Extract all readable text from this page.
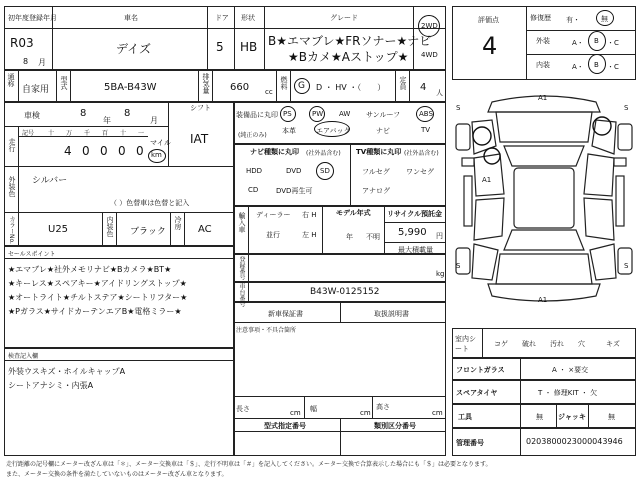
初年度登録年月	車名	ドア 形状	グレード
R03
8 月
デイズ	5 HB B★エマブレ★FRソナー★ナビ
★Bカメ★Aストップ★
2WD
4WD
通称
自家用 型式	5BA-B43W	排気量 660 cc
燃料 G D ・ HV ・（　　） 定員 4 人
車検	8
年
8
月
シフト
IAT
走行
記号 十 万 千 百 十 一
4 0 0 0 0
マイル
km
外装色 シルバー
（ ）色替車は色替と記入
カラーNo.	U25	内装色 ブラック
冷房 AC
装備品に丸印
(純正のみ)
PS	PW AW サンルーフ	ABS
本革	エアバック	ナビ	TV
ナビ種類に丸印 (社外品含む) TV種類に丸印 (社外品含む)
HDD	DVD	SD
CD	DVD再生可
フルセグ ワンセグ
アナログ
輸入車 ディーラー 右 H
並行	左 H
モデル年式
年 不明
リサイクル預託金
5,990 円
最大積載量
登録番号	kg
車台番号	B43W-0125152
セールスポイント
★エマブレ★社外メモリナビ★Bカメラ★BT★
★キーレス★スペアキー★アイドリングストップ★
★オートライト★チルトステア★シートリフター★
★Pガラス★サイドカーテンエアB★電格ミラー★
検査記入欄
外装ウスキズ・ホイルキャップA
シートアナシミ・内張A
新車保証書	取扱説明書
注意事項・不具合箇所
長さ	cm 幅	cm
高さ
cm
型式指定番号	類別区分番号
評価点
4
修復歴 有・	無
外装	A・ B ・C
内装	A・ B ・C
S	S
S	S
A1
A1
A1
室内シート
コゲ 破れ 汚れ 穴	キズ
フロントガラス	A ・ ×要交
スペアタイヤ	T ・ 修理KIT ・ 欠
工具	無 ジャッキ	無
管理番号	0203800023000043946
走行距離の記号欄にメーター改ざん車は「＊」、メーター交換車は「＄」、走行不明車は「＃」を記入してください。メーター交換で合算表示した場合にも「＄」は必要となります。
また、メーター交換の条件を満たしていないものはメーター改ざん車となります。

**********

# Written instruction:
Count how many lines of the listing above include "エマブレ" and report that number alone.

# Task answer:
2